(Part of a data file)
────────────────────────────────────────
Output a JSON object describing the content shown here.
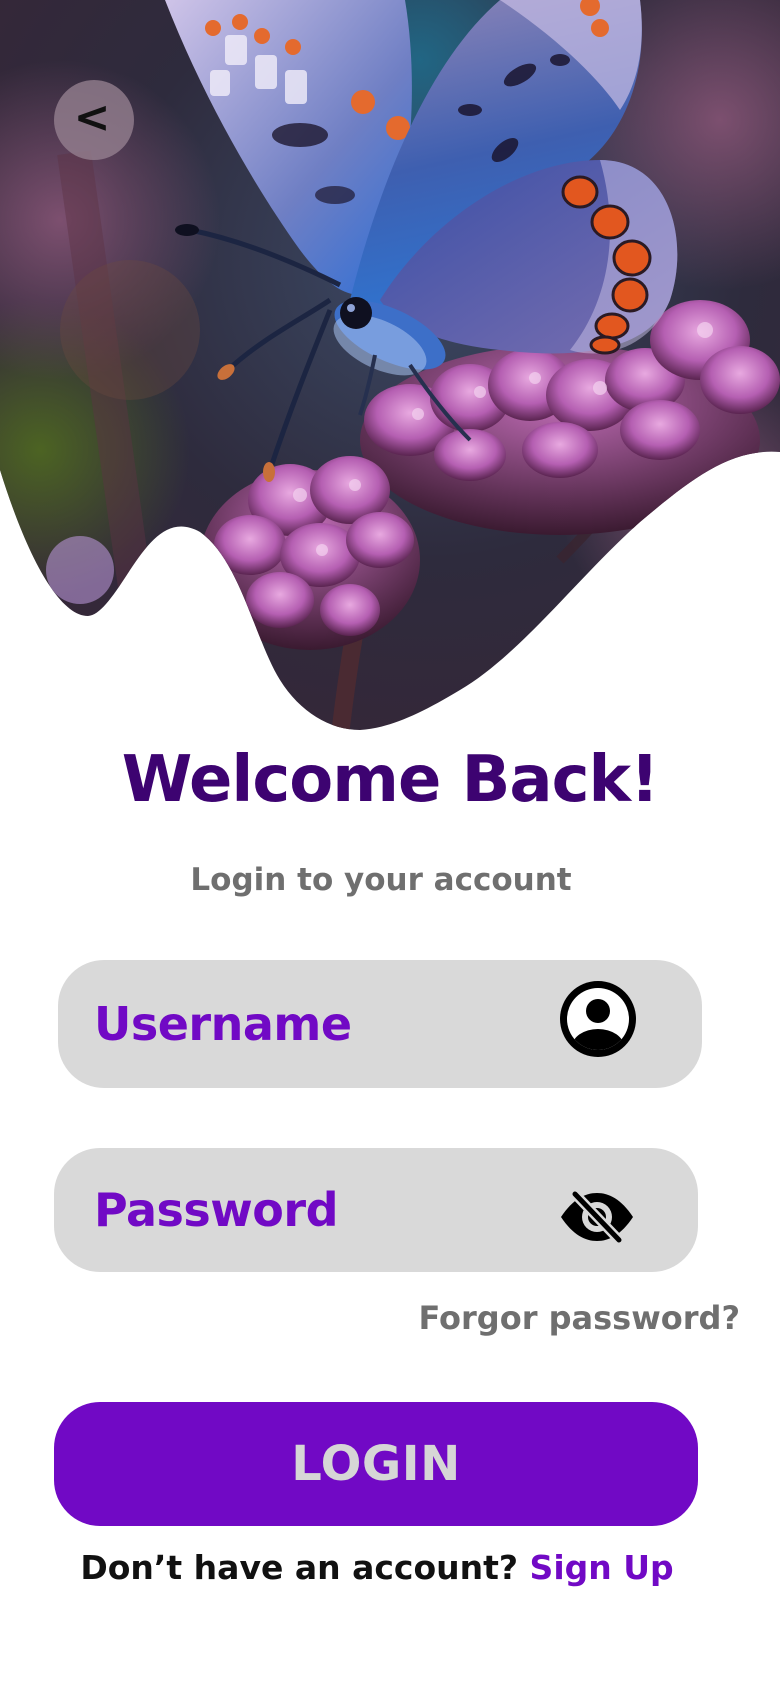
{
  "colors": {
    "brand_purple": "#7109c5",
    "title_purple": "#3d0371",
    "muted_gray": "#6f6f6f",
    "field_background": "#d9d9d9",
    "button_text": "#d6d6d6"
  },
  "hero": {
    "image": "butterfly-on-flower-photo",
    "back_label": "<"
  },
  "header": {
    "title": "Welcome Back!",
    "subtitle": "Login to your account"
  },
  "form": {
    "username": {
      "placeholder": "Username",
      "value": "",
      "icon": "user-circle-icon"
    },
    "password": {
      "placeholder": "Password",
      "value": "",
      "icon": "eye-slash-icon"
    },
    "forgot_label": "Forgor password?",
    "login_label": "LOGIN"
  },
  "footer": {
    "signup_prompt": "Don’t have an account?",
    "signup_link": "Sign Up"
  }
}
────────────────────────────────────────
■ WHAT YOU SHOULD DO ■
Would you return the data exactly as written, without the pictures?

■ SOLUTION TO THIS PROBLEM ■
Output a JSON object describing the content shown here.
{
  "colors": {
    "brand_purple": "#7109c5",
    "title_purple": "#3d0371",
    "muted_gray": "#6f6f6f",
    "field_background": "#d9d9d9",
    "button_text": "#d6d6d6"
  },
  "hero": {
    "image": "butterfly-on-flower-photo",
    "back_label": "<"
  },
  "header": {
    "title": "Welcome Back!",
    "subtitle": "Login to your account"
  },
  "form": {
    "username": {
      "placeholder": "Username",
      "value": "",
      "icon": "user-circle-icon"
    },
    "password": {
      "placeholder": "Password",
      "value": "",
      "icon": "eye-slash-icon"
    },
    "forgot_label": "Forgor password?",
    "login_label": "LOGIN"
  },
  "footer": {
    "signup_prompt": "Don’t have an account?",
    "signup_link": "Sign Up"
  }
}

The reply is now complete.